[THE REQUEST] Copy the data below verbatim, starting at the first line and ending with the line that contains "408, 124, 792]", including both of those lines.

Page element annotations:
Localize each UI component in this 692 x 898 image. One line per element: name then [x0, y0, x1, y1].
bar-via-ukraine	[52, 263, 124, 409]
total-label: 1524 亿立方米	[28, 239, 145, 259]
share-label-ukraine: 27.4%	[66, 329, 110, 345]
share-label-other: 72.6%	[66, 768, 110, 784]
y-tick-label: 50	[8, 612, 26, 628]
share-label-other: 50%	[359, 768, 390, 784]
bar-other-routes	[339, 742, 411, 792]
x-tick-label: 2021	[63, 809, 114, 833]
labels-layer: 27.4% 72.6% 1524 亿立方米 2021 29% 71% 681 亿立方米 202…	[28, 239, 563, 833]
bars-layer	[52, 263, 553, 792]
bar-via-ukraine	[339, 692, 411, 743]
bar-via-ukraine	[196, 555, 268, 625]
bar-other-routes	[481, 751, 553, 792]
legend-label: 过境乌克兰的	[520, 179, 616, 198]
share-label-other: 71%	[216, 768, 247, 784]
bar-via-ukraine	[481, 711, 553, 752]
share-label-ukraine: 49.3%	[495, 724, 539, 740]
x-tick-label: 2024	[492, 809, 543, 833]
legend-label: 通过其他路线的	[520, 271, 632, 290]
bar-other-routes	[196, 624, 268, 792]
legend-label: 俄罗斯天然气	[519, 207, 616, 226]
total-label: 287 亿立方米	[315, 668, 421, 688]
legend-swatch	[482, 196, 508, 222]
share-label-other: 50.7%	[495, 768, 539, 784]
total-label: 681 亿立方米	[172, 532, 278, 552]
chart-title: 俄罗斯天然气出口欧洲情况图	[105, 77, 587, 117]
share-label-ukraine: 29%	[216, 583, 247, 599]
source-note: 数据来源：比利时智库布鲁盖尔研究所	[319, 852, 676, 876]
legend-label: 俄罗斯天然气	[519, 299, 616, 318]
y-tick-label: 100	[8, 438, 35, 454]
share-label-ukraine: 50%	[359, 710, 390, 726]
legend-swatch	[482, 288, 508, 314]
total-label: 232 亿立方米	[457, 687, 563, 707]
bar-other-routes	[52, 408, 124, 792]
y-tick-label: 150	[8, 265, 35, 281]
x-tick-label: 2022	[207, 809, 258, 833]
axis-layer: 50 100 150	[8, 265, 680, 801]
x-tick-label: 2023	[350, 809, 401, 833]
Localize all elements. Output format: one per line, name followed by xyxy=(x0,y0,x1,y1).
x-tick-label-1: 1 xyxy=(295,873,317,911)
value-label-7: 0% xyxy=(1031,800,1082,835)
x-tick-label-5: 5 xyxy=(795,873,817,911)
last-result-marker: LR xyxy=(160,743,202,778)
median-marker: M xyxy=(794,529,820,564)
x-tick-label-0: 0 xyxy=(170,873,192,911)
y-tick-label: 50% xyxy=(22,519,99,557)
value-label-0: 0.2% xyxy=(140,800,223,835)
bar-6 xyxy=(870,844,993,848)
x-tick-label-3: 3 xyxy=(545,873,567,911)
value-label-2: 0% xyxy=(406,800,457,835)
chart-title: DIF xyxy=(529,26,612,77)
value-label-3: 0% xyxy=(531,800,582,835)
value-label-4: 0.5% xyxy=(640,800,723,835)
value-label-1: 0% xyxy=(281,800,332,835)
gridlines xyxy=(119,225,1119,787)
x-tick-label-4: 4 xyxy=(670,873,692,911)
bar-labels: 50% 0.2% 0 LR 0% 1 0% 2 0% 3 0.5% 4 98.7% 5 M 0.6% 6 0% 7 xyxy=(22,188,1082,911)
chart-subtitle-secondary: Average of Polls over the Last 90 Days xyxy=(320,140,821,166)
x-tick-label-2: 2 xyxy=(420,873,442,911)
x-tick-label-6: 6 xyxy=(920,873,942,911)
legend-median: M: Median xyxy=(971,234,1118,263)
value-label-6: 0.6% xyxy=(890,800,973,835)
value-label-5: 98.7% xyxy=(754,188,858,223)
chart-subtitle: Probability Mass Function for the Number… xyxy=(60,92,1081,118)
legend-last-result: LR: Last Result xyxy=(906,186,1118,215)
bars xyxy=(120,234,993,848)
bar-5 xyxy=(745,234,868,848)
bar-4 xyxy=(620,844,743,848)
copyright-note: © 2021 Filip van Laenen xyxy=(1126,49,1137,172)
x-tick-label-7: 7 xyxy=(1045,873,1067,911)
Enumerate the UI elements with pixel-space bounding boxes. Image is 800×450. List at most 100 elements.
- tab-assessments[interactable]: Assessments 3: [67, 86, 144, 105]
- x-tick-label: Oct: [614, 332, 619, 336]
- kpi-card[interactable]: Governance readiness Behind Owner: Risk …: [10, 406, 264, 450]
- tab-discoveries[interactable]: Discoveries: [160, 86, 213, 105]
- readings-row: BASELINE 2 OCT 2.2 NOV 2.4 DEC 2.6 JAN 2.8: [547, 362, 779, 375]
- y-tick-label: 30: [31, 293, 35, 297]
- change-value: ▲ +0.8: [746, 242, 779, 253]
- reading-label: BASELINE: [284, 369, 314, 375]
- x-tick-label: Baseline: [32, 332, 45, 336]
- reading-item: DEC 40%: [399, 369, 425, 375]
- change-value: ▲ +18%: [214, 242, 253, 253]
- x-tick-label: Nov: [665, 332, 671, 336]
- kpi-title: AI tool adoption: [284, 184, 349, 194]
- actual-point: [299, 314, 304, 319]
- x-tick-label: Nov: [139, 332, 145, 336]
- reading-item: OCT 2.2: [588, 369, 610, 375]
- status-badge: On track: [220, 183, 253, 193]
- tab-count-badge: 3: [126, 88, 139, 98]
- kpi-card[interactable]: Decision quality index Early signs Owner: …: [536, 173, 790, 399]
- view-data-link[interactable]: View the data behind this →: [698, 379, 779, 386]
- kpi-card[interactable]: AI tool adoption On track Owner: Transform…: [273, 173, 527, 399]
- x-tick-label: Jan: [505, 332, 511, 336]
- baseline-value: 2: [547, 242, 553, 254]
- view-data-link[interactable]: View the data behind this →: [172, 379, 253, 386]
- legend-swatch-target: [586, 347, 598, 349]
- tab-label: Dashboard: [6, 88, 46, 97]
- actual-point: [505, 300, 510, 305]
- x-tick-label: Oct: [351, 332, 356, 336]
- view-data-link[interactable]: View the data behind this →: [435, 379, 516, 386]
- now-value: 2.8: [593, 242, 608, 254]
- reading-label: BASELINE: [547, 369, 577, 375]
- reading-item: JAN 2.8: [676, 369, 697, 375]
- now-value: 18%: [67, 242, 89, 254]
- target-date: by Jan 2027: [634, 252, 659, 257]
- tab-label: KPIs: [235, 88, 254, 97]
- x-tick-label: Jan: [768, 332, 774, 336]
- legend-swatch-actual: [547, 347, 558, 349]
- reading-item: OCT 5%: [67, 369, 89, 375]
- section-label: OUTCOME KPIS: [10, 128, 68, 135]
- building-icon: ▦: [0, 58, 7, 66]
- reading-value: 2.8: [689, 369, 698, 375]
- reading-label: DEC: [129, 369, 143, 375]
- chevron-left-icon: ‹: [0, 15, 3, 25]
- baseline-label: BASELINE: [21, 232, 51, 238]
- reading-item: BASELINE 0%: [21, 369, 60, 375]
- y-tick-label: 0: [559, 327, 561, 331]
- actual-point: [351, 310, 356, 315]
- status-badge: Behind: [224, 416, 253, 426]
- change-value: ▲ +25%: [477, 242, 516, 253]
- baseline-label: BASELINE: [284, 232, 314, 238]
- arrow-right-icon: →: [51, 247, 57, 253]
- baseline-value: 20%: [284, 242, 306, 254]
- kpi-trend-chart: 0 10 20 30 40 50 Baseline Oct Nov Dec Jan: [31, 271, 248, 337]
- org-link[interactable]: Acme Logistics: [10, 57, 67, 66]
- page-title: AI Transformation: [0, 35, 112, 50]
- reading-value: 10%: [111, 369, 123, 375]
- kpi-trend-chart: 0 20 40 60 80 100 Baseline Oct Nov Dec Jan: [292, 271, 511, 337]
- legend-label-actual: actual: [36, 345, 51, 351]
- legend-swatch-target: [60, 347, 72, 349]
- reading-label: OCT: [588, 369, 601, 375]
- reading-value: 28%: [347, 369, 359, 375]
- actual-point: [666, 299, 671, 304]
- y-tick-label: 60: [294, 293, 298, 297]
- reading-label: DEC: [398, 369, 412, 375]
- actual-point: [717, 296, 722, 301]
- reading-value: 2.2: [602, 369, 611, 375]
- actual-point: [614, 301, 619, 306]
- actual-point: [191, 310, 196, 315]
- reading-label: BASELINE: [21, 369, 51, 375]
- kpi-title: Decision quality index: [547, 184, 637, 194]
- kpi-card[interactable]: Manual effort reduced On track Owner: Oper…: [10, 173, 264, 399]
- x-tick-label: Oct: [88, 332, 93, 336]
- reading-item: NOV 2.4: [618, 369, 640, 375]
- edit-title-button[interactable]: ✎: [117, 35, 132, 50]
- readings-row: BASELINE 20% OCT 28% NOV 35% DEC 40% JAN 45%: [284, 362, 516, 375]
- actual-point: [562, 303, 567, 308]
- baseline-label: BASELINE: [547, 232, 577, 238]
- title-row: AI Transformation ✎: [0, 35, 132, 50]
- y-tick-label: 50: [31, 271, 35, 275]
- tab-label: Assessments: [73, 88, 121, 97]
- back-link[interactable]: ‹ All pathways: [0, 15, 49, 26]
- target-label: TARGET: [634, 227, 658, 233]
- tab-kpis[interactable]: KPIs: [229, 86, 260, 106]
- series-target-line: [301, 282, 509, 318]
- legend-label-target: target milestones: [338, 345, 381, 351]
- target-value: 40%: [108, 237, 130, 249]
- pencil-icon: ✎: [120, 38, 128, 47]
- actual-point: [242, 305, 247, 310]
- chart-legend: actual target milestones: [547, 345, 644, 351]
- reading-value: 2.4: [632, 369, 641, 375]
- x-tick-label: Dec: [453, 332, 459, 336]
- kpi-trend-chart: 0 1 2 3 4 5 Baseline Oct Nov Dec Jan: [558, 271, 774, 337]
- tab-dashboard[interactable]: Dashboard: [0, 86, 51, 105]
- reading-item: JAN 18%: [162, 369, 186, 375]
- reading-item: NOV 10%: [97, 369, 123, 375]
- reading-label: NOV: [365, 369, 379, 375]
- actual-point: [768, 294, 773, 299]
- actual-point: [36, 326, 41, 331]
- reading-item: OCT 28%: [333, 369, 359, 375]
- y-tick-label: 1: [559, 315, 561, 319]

[ANSWER FOR THE TASK]
Localize each UI component in this 692 x 898 image. One line per element: name then [x0, y0, x1, y1].
bar-via-ukraine	[52, 263, 124, 409]
total-label: 1524 亿立方米	[28, 239, 145, 259]
share-label-ukraine: 27.4%	[66, 329, 110, 345]
share-label-other: 72.6%	[66, 768, 110, 784]
y-tick-label: 50	[8, 612, 26, 628]
share-label-other: 50%	[359, 768, 390, 784]
bar-other-routes	[339, 742, 411, 792]
x-tick-label: 2021	[63, 809, 114, 833]
labels-layer: 27.4% 72.6% 1524 亿立方米 2021 29% 71% 681 亿立方米 202…	[28, 239, 563, 833]
bars-layer	[52, 263, 553, 792]
bar-via-ukraine	[339, 692, 411, 743]
bar-via-ukraine	[196, 555, 268, 625]
bar-other-routes	[481, 751, 553, 792]
legend-label: 过境乌克兰的	[520, 179, 616, 198]
share-label-other: 71%	[216, 768, 247, 784]
bar-via-ukraine	[481, 711, 553, 752]
share-label-ukraine: 49.3%	[495, 724, 539, 740]
x-tick-label: 2024	[492, 809, 543, 833]
legend-label: 通过其他路线的	[520, 271, 632, 290]
bar-other-routes	[196, 624, 268, 792]
legend-label: 俄罗斯天然气	[519, 207, 616, 226]
total-label: 287 亿立方米	[315, 668, 421, 688]
legend-swatch	[482, 196, 508, 222]
share-label-other: 50.7%	[495, 768, 539, 784]
total-label: 681 亿立方米	[172, 532, 278, 552]
chart-title: 俄罗斯天然气出口欧洲情况图	[105, 77, 587, 117]
share-label-ukraine: 29%	[216, 583, 247, 599]
source-note: 数据来源：比利时智库布鲁盖尔研究所	[319, 852, 676, 876]
legend-label: 俄罗斯天然气	[519, 299, 616, 318]
y-tick-label: 100	[8, 438, 35, 454]
share-label-ukraine: 50%	[359, 710, 390, 726]
legend-swatch	[482, 288, 508, 314]
total-label: 232 亿立方米	[457, 687, 563, 707]
bar-other-routes	[52, 408, 124, 792]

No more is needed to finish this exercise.